**PROBLEM DESCRIPTION**. Return every entry exactly.

(Records from a data source)

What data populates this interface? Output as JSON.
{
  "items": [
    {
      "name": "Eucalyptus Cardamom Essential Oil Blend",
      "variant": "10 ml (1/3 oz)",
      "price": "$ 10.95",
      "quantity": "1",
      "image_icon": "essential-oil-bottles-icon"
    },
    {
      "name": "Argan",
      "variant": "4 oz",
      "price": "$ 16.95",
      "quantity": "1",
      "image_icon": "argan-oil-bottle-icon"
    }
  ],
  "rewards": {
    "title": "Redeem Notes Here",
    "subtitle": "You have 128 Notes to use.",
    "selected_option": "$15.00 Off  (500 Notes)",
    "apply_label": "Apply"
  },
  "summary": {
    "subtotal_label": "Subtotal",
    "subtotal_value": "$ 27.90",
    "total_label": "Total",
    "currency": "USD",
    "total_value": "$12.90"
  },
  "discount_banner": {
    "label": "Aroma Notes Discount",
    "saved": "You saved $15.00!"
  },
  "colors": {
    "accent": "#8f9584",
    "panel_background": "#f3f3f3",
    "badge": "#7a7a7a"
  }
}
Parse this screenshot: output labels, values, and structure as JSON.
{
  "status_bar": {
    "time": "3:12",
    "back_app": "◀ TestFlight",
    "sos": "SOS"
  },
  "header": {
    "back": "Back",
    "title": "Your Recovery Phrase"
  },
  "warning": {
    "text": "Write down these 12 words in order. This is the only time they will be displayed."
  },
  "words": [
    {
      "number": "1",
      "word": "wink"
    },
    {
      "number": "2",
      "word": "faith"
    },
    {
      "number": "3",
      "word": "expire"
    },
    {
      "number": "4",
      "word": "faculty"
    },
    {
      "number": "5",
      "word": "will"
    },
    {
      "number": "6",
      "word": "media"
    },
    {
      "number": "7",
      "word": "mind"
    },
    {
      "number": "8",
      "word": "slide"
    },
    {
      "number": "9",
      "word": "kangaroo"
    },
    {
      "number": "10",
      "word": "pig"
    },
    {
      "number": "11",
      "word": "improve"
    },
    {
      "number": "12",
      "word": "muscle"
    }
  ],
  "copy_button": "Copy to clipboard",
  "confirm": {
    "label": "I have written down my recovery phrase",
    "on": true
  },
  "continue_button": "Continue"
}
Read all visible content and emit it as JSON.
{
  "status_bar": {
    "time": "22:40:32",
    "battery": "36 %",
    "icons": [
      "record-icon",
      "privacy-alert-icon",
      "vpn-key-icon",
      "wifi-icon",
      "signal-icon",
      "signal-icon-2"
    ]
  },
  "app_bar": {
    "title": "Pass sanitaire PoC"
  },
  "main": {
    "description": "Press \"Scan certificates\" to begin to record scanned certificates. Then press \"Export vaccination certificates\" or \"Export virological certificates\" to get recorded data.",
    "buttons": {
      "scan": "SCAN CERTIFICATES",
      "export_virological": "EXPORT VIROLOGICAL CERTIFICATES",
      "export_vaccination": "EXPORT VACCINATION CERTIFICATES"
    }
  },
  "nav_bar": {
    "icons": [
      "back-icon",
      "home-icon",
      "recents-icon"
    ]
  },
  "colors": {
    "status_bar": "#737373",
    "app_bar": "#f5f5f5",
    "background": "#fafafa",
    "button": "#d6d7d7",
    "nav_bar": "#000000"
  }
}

**EXERCISE RESULT**.
What data populates this interface? Output as JSON.
{
  "items": [
    {
      "name": "Eucalyptus Cardamom Essential Oil Blend",
      "variant": "10 ml (1/3 oz)",
      "price": "$ 10.95",
      "quantity": "1",
      "image_icon": "essential-oil-bottles-icon"
    },
    {
      "name": "Argan",
      "variant": "4 oz",
      "price": "$ 16.95",
      "quantity": "1",
      "image_icon": "argan-oil-bottle-icon"
    }
  ],
  "rewards": {
    "title": "Redeem Notes Here",
    "subtitle": "You have 128 Notes to use.",
    "selected_option": "$15.00 Off  (500 Notes)",
    "apply_label": "Apply"
  },
  "summary": {
    "subtotal_label": "Subtotal",
    "subtotal_value": "$ 27.90",
    "total_label": "Total",
    "currency": "USD",
    "total_value": "$12.90"
  },
  "discount_banner": {
    "label": "Aroma Notes Discount",
    "saved": "You saved $15.00!"
  },
  "colors": {
    "accent": "#8f9584",
    "panel_background": "#f3f3f3",
    "badge": "#7a7a7a"
  }
}
Parse this screenshot: output labels, values, and structure as JSON.
{
  "status_bar": {
    "time": "3:12",
    "back_app": "◀ TestFlight",
    "sos": "SOS"
  },
  "header": {
    "back": "Back",
    "title": "Your Recovery Phrase"
  },
  "warning": {
    "text": "Write down these 12 words in order. This is the only time they will be displayed."
  },
  "words": [
    {
      "number": "1",
      "word": "wink"
    },
    {
      "number": "2",
      "word": "faith"
    },
    {
      "number": "3",
      "word": "expire"
    },
    {
      "number": "4",
      "word": "faculty"
    },
    {
      "number": "5",
      "word": "will"
    },
    {
      "number": "6",
      "word": "media"
    },
    {
      "number": "7",
      "word": "mind"
    },
    {
      "number": "8",
      "word": "slide"
    },
    {
      "number": "9",
      "word": "kangaroo"
    },
    {
      "number": "10",
      "word": "pig"
    },
    {
      "number": "11",
      "word": "improve"
    },
    {
      "number": "12",
      "word": "muscle"
    }
  ],
  "copy_button": "Copy to clipboard",
  "confirm": {
    "label": "I have written down my recovery phrase",
    "on": true
  },
  "continue_button": "Continue"
}
Read all visible content and emit it as JSON.
{
  "status_bar": {
    "time": "22:40:32",
    "battery": "36 %",
    "icons": [
      "record-icon",
      "privacy-alert-icon",
      "vpn-key-icon",
      "wifi-icon",
      "signal-icon",
      "signal-icon-2"
    ]
  },
  "app_bar": {
    "title": "Pass sanitaire PoC"
  },
  "main": {
    "description": "Press \"Scan certificates\" to begin to record scanned certificates. Then press \"Export vaccination certificates\" or \"Export virological certificates\" to get recorded data.",
    "buttons": {
      "scan": "SCAN CERTIFICATES",
      "export_virological": "EXPORT VIROLOGICAL CERTIFICATES",
      "export_vaccination": "EXPORT VACCINATION CERTIFICATES"
    }
  },
  "nav_bar": {
    "icons": [
      "back-icon",
      "home-icon",
      "recents-icon"
    ]
  },
  "colors": {
    "status_bar": "#737373",
    "app_bar": "#f5f5f5",
    "background": "#fafafa",
    "button": "#d6d7d7",
    "nav_bar": "#000000"
  }
}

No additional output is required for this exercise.